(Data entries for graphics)
***

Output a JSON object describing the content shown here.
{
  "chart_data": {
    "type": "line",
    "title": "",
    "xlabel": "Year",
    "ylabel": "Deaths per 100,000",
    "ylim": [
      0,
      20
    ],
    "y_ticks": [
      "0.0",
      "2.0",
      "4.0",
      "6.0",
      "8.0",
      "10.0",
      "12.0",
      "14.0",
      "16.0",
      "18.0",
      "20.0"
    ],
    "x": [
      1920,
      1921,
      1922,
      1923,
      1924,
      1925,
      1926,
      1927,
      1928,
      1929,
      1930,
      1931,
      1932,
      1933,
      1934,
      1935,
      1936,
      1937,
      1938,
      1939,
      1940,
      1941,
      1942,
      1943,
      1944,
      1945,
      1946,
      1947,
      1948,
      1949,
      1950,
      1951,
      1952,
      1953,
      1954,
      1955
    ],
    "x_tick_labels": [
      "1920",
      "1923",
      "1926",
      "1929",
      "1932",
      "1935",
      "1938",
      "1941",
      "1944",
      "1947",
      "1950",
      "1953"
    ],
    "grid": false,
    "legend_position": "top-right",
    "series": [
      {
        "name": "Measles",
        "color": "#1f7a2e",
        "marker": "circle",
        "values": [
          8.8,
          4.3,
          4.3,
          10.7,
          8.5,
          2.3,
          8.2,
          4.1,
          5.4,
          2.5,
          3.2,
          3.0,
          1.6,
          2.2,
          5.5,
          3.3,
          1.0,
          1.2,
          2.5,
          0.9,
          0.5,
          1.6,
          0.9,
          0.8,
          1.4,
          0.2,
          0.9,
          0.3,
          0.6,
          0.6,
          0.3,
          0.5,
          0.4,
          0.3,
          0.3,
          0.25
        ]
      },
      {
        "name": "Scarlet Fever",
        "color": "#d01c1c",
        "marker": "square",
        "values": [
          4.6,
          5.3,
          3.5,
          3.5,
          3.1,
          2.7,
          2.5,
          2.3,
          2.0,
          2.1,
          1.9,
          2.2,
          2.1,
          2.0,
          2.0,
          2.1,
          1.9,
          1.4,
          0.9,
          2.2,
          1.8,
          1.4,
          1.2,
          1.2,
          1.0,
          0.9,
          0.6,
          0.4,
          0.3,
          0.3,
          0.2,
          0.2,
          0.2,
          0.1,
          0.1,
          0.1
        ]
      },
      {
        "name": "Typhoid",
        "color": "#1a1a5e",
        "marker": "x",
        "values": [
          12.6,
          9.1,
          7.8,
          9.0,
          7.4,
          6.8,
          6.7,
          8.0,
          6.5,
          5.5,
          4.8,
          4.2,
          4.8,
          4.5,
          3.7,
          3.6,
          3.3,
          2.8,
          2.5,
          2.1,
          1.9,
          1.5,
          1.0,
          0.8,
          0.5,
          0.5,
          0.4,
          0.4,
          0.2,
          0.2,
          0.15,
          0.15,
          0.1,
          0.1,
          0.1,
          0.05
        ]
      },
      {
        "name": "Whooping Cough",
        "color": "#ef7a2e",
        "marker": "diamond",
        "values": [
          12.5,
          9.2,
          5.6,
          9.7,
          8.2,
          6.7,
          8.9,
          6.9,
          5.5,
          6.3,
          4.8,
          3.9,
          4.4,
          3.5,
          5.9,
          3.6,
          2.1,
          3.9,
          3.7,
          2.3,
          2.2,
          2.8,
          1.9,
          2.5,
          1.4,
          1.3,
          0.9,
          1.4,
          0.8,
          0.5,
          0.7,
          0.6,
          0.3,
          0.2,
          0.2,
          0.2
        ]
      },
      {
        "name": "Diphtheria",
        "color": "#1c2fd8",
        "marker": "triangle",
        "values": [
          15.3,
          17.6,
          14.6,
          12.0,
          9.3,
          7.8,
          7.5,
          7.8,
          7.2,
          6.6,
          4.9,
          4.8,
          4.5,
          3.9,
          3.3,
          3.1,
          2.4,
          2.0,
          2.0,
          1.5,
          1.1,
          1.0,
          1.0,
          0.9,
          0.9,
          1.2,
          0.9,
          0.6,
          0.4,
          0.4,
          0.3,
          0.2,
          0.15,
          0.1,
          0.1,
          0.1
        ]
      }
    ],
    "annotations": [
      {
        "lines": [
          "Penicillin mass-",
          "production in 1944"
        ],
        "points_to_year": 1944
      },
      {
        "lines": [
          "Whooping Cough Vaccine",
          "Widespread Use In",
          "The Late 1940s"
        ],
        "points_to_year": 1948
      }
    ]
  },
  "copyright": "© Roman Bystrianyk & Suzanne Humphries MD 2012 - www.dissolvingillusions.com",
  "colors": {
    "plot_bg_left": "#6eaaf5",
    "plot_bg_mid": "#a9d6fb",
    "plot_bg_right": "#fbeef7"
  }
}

***

Where a line holds "Whooping", copy that line.

▶ _Answer to the task_
        "name": "Whooping Cough",
          "Whooping Cough Vaccine",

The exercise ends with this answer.